EXCERPT TO READ:
━━━━━━━━

A. The Pervasiveness of the Problem
Even if United States v. Weiss were only an isolated instance
of justice miscarried as a result of prosecutorial appeal to racial
or ethnic bias, it would behoove this Court to grant a writ of
certiorari to ensure Weiss' constitutional right to a fair trial.
Sadly, though, this is by no means all that exceptional a case.
What happened here happens shockingly often in federal and state
courts across the United States -- making it all the more imperative
that this Court grant Weiss' petition.
Consider the following sampling of relatively recent reported cases
of improper prosecutorial appeals to racial prejudice (see generally
B. Gershman, Prosecutorial Misconduct, Sec. 10.2(d) (1985)):
-- United States v. Doe, 903 F.2d 16, 24 (D.C. Cir. 1990):
"[W]hat is happening in Washington, D.C. is that Jamaicans are coming
in, they're taking over the retail sale of crack... people just like
this just like this."
-- United States v. Hernandez, supra, 865 F.2d at 927: "Each of
you by the verdict that is represented by the evidence will send a
clear message to Cuban drug dealers..."

━━━━━━━━

WHAT NEEDS TO BE DONE: Please reproduce the passage on prosecutorial appeals to racial bias word for word, everything from "Sadly, though, this" down to "grant Weiss' petition.".

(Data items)
━━━━━━━━

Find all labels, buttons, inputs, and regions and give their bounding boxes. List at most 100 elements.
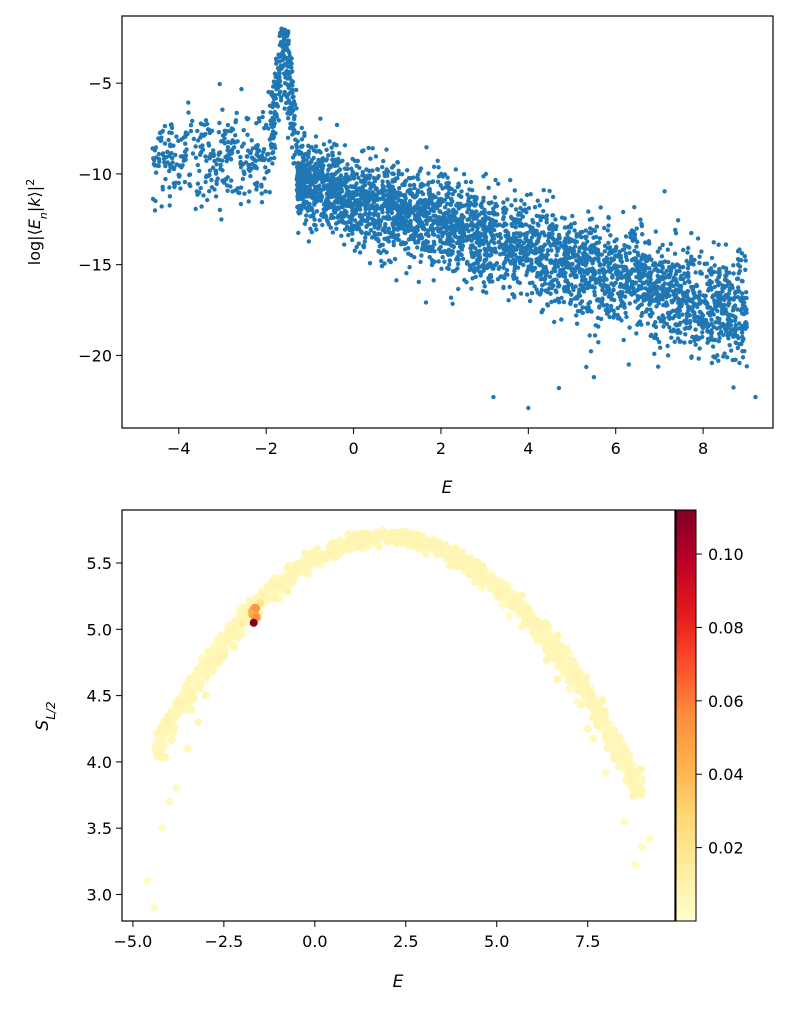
data-point [391,243,396,248]
data-point [504,254,510,259]
data-point [686,245,691,251]
data-point [342,227,348,232]
data-point [525,292,530,297]
data-point [436,234,441,239]
data-point [266,126,271,131]
data-point [602,249,607,254]
data-point [370,146,375,151]
data-point [223,177,228,182]
data-point [390,194,396,199]
data-point [285,135,291,140]
data-point [735,276,741,281]
data-point [430,202,435,207]
data-point [721,332,726,338]
data-point [621,209,626,215]
data-point [375,237,381,242]
data-point [521,245,527,250]
data-point [355,221,360,226]
data-point [596,258,601,264]
data-point [689,305,695,310]
data-point [407,183,413,188]
data-point [686,274,691,279]
data-point [161,156,167,162]
data-point [524,232,529,238]
data-point [166,137,171,143]
data-point [670,263,676,269]
data-point [437,202,442,207]
data-point [504,268,510,273]
data-point [584,282,589,287]
data-point [684,321,689,326]
data-point [439,266,444,271]
data-point [604,302,610,308]
data-point [390,171,395,176]
data-point [268,110,273,115]
data-point [313,188,319,194]
data-point [685,250,690,255]
data-point [562,242,568,247]
data-point [386,258,392,263]
data-point [621,337,626,343]
data-point [282,41,287,47]
data-point [320,213,325,219]
data-point [299,184,305,190]
data-point [569,237,574,243]
data-point [292,102,298,107]
data-point [657,246,663,251]
data-point [459,219,465,225]
data-point [368,156,373,161]
data-point [339,233,344,238]
data-point [259,153,265,158]
data-point [416,218,422,224]
data-point [742,304,748,309]
data-point [632,248,637,254]
data-point [647,280,653,285]
data-point [296,162,301,167]
data-point [532,228,537,233]
data-point [363,207,368,212]
data-point [406,211,411,216]
data-point [493,219,499,224]
data-point [711,240,716,245]
data-point [477,231,482,236]
x-tick-label: 4 [523,439,533,458]
data-point [597,279,602,285]
data-point [642,269,647,274]
data-point [547,225,552,230]
data-point [203,154,208,159]
data-point [627,245,632,250]
data-point [321,179,326,185]
data-point [439,221,445,226]
data-point [722,351,727,356]
data-point [597,304,602,309]
data-point [667,293,672,298]
data-point [400,223,406,228]
data-point [555,248,560,254]
data-point [327,139,332,144]
data-point [619,318,624,323]
data-point [206,173,211,179]
data-point [622,305,627,310]
data-point [709,360,715,366]
data-point [614,253,619,259]
data-point [326,199,331,204]
data-point [431,208,436,214]
data-point [739,298,744,304]
data-point [349,215,355,220]
data-point [274,56,279,61]
data-point [709,334,714,339]
data-point [220,168,225,173]
data-point [504,244,509,249]
data-point [501,210,506,215]
data-point [648,273,653,278]
data-point [733,291,738,296]
data-point [692,310,697,315]
data-point [618,303,624,308]
data-point [290,155,296,160]
data-point [260,114,265,120]
data-point [264,122,269,128]
data-point [513,246,519,251]
data-point [469,220,474,225]
data-point [538,254,543,259]
data-point [289,65,294,70]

━━━━━━━━

ANSWER TO THIS EXERCISE:
Sadly, though, this is by no means all that exceptional a case.
What happened here happens shockingly often in federal and state
courts across the United States -- making it all the more imperative
that this Court grant Weiss' petition.